Exercise objective :: Extract all lines in the data that contain the word "nuda".

Records from a data collection

◆ ◆ ◆ ◆ ◆ ◆ ◆

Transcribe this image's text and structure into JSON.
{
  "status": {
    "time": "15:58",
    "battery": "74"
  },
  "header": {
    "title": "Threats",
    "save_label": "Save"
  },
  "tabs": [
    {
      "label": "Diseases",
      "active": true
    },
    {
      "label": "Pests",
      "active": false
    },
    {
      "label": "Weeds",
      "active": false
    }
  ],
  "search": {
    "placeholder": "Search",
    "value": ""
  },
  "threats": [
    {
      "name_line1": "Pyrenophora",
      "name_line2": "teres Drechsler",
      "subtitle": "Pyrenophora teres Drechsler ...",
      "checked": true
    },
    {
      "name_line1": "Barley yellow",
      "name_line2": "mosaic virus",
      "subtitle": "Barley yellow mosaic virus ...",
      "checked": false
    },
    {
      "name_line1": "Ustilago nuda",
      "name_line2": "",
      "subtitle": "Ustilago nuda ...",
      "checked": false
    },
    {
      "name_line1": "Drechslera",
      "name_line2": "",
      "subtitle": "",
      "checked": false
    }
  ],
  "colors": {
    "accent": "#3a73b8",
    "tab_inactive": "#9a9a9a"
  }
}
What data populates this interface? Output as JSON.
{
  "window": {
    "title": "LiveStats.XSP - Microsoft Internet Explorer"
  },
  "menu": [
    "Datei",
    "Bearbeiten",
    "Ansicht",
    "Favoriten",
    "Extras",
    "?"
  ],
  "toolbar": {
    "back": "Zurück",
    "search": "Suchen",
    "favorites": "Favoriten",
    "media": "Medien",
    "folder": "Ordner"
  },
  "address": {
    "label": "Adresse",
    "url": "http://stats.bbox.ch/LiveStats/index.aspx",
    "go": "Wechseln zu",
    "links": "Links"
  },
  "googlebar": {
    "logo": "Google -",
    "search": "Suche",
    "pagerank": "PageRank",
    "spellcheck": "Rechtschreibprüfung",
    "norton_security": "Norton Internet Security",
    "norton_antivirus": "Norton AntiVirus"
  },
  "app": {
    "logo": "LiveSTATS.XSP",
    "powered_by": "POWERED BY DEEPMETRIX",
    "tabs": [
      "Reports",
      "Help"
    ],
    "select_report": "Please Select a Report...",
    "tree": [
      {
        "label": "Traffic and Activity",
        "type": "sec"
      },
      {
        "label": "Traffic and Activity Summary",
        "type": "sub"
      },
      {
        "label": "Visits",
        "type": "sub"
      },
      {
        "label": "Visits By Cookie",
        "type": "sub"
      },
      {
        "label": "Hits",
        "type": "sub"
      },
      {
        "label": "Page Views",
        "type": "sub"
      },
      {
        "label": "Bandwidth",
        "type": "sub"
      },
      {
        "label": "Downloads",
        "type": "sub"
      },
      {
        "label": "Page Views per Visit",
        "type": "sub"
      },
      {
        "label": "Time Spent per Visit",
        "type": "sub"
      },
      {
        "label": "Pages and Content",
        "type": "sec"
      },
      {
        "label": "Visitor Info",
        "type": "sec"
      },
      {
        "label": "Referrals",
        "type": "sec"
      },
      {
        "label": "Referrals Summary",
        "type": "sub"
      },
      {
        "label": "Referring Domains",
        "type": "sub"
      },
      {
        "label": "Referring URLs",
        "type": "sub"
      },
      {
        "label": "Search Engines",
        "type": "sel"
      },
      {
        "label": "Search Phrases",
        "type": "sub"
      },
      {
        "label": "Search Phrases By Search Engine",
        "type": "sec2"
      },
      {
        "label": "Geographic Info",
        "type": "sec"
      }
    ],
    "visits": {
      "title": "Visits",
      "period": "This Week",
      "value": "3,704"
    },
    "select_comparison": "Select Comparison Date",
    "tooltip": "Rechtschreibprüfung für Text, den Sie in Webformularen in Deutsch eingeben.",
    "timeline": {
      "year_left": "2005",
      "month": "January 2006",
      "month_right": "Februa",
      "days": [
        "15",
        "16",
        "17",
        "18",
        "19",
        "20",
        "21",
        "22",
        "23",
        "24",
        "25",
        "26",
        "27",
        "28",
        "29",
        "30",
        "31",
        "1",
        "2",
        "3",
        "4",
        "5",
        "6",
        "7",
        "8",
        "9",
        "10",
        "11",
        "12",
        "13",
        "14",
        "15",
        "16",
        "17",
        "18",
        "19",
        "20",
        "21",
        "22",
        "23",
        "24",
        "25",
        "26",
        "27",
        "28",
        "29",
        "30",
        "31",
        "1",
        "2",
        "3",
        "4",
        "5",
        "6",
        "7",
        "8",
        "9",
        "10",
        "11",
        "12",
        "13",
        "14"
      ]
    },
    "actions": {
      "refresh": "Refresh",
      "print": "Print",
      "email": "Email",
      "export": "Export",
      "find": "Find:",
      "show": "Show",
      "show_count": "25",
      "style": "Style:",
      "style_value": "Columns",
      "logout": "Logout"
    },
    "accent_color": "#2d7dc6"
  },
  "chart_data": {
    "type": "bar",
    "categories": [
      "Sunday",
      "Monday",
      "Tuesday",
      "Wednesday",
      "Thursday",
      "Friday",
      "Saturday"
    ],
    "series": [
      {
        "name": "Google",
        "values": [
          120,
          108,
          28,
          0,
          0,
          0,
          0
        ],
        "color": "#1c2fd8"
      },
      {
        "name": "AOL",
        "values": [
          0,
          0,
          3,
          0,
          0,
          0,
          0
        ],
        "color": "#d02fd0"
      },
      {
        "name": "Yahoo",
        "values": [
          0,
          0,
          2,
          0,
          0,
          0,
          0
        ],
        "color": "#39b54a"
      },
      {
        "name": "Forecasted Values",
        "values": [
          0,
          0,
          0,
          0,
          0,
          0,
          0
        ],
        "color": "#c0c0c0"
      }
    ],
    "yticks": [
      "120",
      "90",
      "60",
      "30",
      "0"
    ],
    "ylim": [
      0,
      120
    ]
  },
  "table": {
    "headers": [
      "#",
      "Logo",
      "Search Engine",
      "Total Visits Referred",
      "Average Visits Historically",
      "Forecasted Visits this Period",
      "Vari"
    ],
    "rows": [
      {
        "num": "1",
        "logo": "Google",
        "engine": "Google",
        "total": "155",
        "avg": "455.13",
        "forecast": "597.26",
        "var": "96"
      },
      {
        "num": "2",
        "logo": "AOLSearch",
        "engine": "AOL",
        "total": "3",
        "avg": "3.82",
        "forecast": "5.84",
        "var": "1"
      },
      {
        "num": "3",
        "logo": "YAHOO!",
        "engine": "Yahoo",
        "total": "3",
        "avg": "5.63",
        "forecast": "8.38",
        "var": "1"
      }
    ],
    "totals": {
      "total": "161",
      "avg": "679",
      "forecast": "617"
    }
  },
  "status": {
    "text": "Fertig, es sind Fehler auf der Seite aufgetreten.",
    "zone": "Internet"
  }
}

◆ ◆ ◆ ◆ ◆ ◆ ◆

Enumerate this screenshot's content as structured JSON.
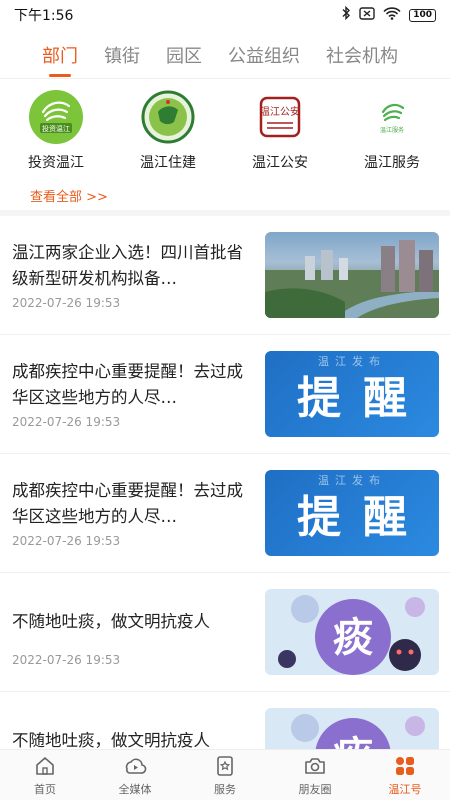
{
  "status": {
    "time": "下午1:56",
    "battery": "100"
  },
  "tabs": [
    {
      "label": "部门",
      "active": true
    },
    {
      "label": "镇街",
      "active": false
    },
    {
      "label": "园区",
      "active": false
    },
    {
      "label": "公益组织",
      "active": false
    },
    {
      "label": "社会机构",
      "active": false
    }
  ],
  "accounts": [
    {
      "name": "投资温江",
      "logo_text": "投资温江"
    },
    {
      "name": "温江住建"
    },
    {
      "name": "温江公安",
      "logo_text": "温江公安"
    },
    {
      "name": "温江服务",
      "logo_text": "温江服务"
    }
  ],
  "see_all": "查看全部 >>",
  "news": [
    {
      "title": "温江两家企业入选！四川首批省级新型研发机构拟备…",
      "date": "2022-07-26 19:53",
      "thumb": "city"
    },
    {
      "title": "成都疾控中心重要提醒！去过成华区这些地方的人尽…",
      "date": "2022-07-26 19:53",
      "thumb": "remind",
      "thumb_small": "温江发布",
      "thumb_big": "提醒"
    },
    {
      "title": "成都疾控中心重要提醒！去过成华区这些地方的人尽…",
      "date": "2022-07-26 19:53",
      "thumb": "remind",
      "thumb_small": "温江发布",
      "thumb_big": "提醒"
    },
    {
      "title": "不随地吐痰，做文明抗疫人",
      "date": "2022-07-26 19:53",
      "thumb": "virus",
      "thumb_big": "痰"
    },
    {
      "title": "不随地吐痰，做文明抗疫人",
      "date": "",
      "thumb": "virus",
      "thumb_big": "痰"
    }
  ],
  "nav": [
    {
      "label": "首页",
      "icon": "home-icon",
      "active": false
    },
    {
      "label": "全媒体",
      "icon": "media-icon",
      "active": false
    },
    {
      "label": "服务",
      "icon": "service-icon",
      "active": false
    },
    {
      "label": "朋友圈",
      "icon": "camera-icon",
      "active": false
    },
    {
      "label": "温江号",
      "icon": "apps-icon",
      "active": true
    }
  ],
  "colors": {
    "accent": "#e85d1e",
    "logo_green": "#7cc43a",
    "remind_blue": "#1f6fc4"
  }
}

◆ ◆ ◆ ◆ ◆ ◆ ◆

Response ::
      "name_line1": "Ustilago nuda",
      "subtitle": "Ustilago nuda ...",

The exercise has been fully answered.